(A block of data)
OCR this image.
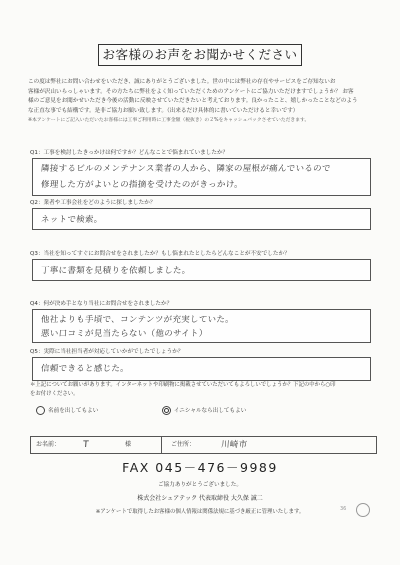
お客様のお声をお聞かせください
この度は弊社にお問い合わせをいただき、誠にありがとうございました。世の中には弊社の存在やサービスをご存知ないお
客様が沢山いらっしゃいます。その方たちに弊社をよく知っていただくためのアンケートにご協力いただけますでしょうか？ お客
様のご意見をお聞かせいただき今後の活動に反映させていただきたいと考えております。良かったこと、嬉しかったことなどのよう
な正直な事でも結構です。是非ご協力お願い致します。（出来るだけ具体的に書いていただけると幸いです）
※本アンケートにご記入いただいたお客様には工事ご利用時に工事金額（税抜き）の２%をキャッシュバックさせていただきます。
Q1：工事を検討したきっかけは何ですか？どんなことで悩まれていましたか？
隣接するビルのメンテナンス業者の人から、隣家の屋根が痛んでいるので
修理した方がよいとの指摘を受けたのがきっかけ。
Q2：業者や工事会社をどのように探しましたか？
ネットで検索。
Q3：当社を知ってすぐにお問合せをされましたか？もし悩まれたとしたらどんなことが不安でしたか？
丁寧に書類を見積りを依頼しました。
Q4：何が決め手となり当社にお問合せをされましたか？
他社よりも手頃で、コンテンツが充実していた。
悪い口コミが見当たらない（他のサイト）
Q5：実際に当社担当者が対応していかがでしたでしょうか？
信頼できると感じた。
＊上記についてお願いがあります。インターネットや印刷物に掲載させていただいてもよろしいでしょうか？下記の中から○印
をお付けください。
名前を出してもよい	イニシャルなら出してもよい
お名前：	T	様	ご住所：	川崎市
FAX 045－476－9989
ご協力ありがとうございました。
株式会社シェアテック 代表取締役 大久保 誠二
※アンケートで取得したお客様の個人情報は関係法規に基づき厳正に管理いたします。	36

### JOB
Strip out the pictures and quote the remaining data word for word.

### CORRECT OUTPUT
OCR this image.
お客様のお声をお聞かせください
この度は弊社にお問い合わせをいただき、誠にありがとうございました。世の中には弊社の存在やサービスをご存知ないお
客様が沢山いらっしゃいます。その方たちに弊社をよく知っていただくためのアンケートにご協力いただけますでしょうか？ お客
様のご意見をお聞かせいただき今後の活動に反映させていただきたいと考えております。良かったこと、嬉しかったことなどのよう
な正直な事でも結構です。是非ご協力お願い致します。（出来るだけ具体的に書いていただけると幸いです）
※本アンケートにご記入いただいたお客様には工事ご利用時に工事金額（税抜き）の２%をキャッシュバックさせていただきます。
Q1：工事を検討したきっかけは何ですか？どんなことで悩まれていましたか？
隣接するビルのメンテナンス業者の人から、隣家の屋根が痛んでいるので
修理した方がよいとの指摘を受けたのがきっかけ。
Q2：業者や工事会社をどのように探しましたか？
ネットで検索。
Q3：当社を知ってすぐにお問合せをされましたか？もし悩まれたとしたらどんなことが不安でしたか？
丁寧に書類を見積りを依頼しました。
Q4：何が決め手となり当社にお問合せをされましたか？
他社よりも手頃で、コンテンツが充実していた。
悪い口コミが見当たらない（他のサイト）
Q5：実際に当社担当者が対応していかがでしたでしょうか？
信頼できると感じた。
＊上記についてお願いがあります。インターネットや印刷物に掲載させていただいてもよろしいでしょうか？下記の中から○印
をお付けください。
名前を出してもよい	イニシャルなら出してもよい
お名前：	T	様	ご住所：	川崎市
FAX 045－476－9989
ご協力ありがとうございました。
株式会社シェアテック 代表取締役 大久保 誠二
※アンケートで取得したお客様の個人情報は関係法規に基づき厳正に管理いたします。	36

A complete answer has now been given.